TASK TO COMPLETE
For every line in the records that has the word "coeff", make a copy.

## begin DATA

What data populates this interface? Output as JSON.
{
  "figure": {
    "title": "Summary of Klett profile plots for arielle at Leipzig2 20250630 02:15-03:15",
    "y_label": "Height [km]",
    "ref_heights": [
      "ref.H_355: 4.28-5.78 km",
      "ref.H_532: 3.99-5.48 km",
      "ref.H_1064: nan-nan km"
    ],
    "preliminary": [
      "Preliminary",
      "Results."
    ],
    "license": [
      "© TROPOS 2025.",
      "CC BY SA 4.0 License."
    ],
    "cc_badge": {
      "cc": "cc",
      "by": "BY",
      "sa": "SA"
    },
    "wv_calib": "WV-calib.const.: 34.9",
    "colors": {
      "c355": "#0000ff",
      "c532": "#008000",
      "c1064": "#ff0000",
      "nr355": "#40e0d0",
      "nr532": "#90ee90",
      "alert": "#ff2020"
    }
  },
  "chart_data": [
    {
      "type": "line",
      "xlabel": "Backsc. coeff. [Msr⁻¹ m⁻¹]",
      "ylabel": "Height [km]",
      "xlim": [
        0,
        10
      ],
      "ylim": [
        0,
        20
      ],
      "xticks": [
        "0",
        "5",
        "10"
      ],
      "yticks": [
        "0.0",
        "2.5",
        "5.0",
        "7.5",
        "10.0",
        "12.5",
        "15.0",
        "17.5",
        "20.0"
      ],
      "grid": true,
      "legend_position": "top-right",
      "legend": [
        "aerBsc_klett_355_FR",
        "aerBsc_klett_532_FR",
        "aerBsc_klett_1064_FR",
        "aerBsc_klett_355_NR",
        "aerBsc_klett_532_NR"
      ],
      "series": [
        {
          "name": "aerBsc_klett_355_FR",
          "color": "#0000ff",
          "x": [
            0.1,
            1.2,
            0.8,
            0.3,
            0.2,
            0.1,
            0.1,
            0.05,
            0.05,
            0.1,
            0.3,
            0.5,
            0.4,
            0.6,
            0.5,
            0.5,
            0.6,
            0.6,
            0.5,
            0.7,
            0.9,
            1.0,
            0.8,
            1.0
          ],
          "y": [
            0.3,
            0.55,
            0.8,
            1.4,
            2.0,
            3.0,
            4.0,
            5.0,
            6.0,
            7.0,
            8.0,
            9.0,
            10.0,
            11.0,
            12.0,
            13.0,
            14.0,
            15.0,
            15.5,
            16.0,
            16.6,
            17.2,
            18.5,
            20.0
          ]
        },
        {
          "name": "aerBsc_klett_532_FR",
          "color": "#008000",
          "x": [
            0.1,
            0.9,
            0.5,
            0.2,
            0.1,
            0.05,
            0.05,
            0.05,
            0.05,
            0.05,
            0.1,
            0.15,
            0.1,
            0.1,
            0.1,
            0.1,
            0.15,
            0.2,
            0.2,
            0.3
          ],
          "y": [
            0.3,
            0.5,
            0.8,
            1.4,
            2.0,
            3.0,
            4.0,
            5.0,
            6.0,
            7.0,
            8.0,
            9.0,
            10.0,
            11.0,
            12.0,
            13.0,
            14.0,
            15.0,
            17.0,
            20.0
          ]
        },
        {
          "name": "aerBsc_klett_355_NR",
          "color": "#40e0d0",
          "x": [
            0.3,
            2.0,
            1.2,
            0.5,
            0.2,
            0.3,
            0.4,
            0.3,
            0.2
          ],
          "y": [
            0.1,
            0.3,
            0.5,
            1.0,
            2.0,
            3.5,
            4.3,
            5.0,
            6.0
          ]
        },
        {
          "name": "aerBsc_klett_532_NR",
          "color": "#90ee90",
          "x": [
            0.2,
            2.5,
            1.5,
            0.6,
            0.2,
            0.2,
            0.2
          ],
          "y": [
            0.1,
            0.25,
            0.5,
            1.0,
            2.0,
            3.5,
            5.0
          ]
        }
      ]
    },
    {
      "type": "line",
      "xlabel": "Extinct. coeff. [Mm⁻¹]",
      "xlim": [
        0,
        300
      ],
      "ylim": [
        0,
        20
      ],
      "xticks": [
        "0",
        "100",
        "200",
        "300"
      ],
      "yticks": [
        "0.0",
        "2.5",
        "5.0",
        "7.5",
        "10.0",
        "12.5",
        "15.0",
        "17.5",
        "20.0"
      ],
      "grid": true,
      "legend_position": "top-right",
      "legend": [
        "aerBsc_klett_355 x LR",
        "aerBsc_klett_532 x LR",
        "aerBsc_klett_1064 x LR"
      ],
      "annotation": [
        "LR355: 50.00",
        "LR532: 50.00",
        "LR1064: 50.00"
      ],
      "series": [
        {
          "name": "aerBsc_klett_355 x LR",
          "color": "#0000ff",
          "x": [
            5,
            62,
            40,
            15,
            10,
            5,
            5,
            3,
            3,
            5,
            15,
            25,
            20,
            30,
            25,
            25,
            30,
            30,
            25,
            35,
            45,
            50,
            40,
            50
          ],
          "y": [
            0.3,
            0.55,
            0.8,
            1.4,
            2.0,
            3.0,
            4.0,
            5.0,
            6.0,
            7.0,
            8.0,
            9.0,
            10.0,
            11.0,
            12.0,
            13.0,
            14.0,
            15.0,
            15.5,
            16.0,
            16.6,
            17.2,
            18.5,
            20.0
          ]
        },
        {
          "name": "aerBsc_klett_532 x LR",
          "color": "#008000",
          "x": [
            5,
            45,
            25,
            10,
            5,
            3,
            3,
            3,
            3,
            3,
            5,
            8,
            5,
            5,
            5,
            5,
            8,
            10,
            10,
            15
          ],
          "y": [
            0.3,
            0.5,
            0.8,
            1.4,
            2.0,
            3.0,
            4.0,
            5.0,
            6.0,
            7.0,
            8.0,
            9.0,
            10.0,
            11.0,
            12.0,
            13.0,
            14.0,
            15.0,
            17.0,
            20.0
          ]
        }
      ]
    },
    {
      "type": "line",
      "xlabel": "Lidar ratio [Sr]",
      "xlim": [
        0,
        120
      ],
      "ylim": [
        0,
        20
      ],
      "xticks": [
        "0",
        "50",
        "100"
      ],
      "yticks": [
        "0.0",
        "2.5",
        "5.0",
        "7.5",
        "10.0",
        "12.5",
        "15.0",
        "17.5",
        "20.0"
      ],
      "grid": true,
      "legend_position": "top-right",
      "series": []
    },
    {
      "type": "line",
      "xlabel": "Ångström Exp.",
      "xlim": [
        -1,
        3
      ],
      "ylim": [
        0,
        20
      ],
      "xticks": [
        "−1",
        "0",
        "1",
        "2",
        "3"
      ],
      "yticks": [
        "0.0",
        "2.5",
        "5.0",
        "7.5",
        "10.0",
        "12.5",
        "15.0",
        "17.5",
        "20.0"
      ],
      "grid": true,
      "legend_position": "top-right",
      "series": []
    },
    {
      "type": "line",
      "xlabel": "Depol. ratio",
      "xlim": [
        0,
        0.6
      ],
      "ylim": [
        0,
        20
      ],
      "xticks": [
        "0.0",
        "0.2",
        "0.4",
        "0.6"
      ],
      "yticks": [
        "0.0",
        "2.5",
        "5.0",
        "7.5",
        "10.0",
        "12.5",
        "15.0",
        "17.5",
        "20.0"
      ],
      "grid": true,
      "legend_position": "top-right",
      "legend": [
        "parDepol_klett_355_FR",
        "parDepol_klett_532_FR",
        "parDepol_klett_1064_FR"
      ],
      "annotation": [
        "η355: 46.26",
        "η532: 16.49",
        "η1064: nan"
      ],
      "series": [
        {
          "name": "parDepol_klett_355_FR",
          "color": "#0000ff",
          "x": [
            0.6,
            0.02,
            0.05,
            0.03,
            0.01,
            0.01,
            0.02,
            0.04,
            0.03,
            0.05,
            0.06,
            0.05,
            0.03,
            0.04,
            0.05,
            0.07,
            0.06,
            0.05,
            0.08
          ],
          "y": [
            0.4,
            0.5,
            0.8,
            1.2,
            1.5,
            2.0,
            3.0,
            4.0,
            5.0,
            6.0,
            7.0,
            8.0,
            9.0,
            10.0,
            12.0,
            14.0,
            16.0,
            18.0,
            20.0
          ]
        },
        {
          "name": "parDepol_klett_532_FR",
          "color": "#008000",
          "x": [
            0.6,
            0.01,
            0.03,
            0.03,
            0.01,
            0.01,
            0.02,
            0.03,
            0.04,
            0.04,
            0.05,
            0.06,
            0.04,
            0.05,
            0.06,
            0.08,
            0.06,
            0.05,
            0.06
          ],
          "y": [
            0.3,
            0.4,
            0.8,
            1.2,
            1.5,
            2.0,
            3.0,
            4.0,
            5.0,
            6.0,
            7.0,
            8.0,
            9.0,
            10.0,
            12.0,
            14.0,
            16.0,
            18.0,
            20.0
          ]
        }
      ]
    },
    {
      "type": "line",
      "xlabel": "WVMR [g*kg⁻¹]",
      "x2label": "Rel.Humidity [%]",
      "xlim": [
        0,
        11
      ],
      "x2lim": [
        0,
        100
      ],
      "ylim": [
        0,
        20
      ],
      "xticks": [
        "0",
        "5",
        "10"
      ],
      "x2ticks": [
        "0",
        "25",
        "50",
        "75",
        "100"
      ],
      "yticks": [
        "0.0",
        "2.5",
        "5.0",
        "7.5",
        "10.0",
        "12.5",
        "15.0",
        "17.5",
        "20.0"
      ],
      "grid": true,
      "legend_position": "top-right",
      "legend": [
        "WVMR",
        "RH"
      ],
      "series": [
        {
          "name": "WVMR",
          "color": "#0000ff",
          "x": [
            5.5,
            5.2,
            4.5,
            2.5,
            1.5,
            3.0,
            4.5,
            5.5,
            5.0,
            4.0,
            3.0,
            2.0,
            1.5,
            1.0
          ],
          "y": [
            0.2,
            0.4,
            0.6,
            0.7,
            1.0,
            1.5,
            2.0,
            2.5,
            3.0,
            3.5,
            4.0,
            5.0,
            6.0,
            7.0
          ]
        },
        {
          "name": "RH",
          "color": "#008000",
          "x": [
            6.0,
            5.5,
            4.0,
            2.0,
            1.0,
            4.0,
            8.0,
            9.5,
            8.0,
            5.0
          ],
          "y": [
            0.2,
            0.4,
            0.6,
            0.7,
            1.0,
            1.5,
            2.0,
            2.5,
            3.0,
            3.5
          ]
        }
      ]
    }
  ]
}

## end DATA

EXERCISE ANSWER
      "xlabel": "Backsc. coeff. [Msr⁻¹ m⁻¹]",
      "xlabel": "Extinct. coeff. [Mm⁻¹]",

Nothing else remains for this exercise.